PROMPT
Write out the full listing exactly as given, minus the images.

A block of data
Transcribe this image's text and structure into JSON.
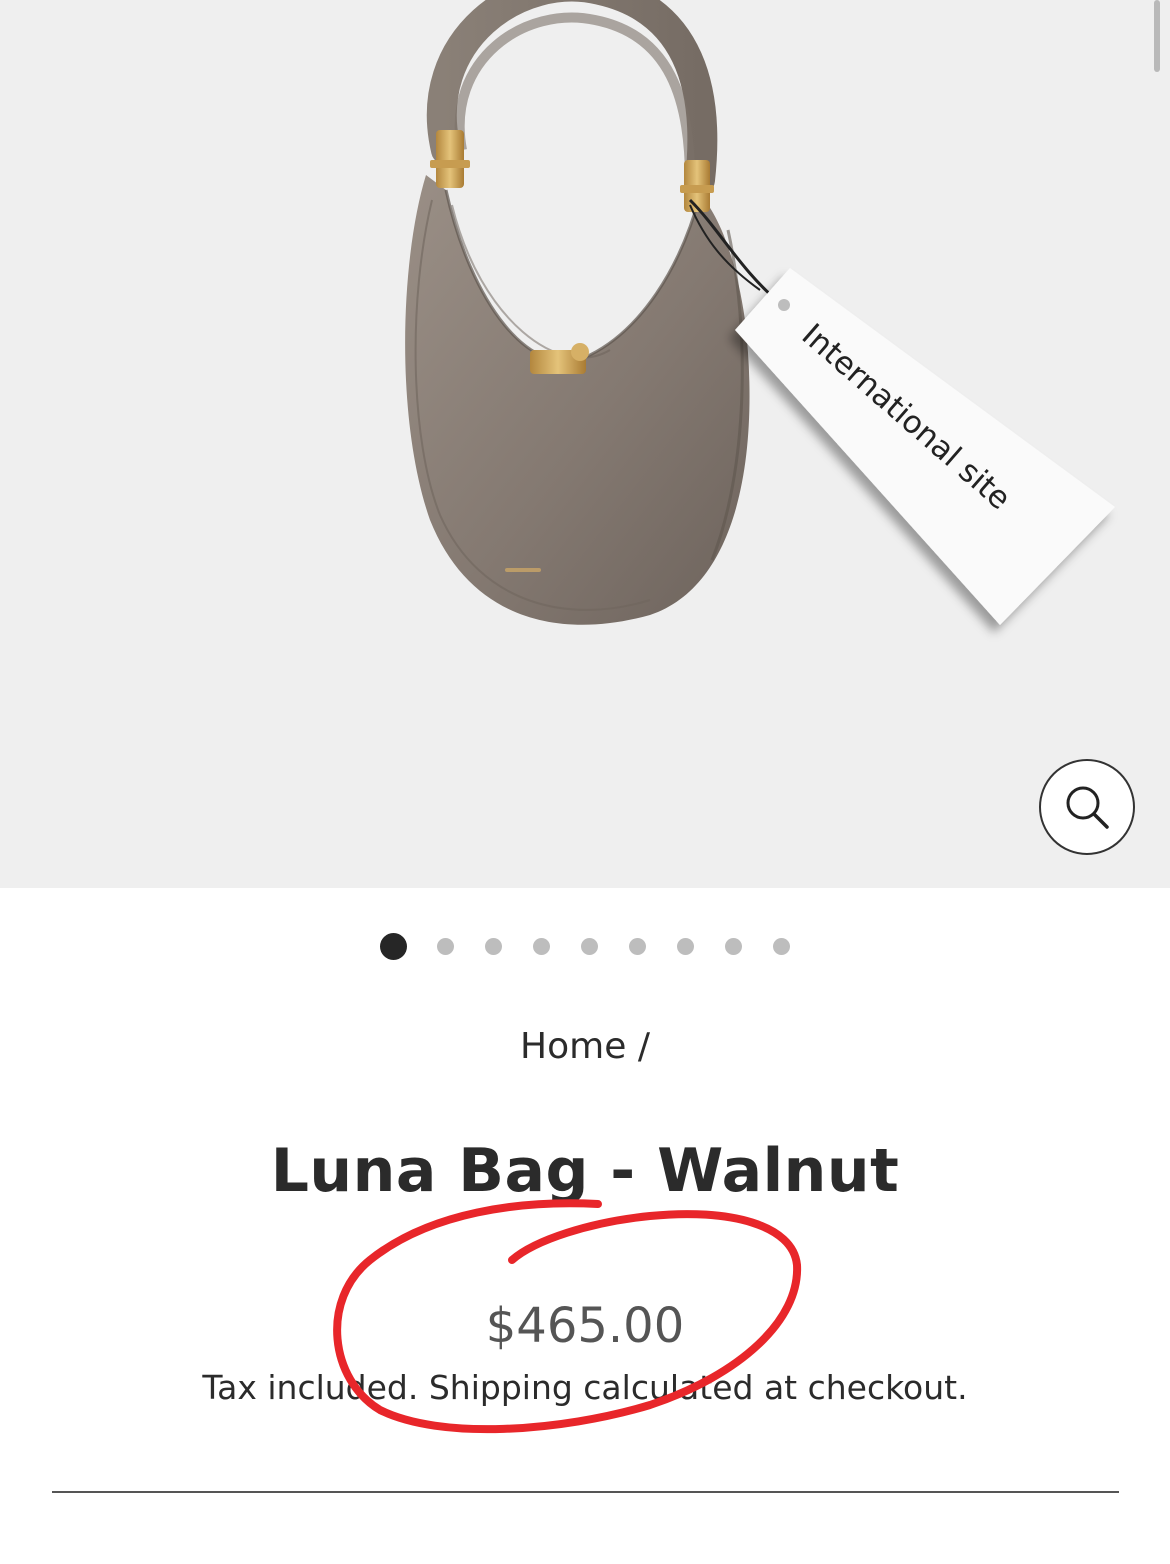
{
  "product_image": {
    "tag_text": "International site",
    "zoom_icon": "search-icon",
    "background_color": "#efefef",
    "bag_color": "#8a7e75"
  },
  "carousel": {
    "total_slides": 9,
    "active_index": 0
  },
  "breadcrumb": {
    "home_label": "Home",
    "separator": "/"
  },
  "product": {
    "title": "Luna Bag - Walnut",
    "price": "$465.00",
    "tax_note": "Tax included. Shipping calculated at checkout."
  },
  "annotation": {
    "color": "#e8262a",
    "shape": "hand-drawn circle around price"
  }
}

ANSWER TO THE EXERCISE
Transcribe this image's text and structure into JSON.
{
  "product_image": {
    "tag_text": "International site",
    "zoom_icon": "search-icon",
    "background_color": "#efefef",
    "bag_color": "#8a7e75"
  },
  "carousel": {
    "total_slides": 9,
    "active_index": 0
  },
  "breadcrumb": {
    "home_label": "Home",
    "separator": "/"
  },
  "product": {
    "title": "Luna Bag - Walnut",
    "price": "$465.00",
    "tax_note": "Tax included. Shipping calculated at checkout."
  },
  "annotation": {
    "color": "#e8262a",
    "shape": "hand-drawn circle around price"
  }
}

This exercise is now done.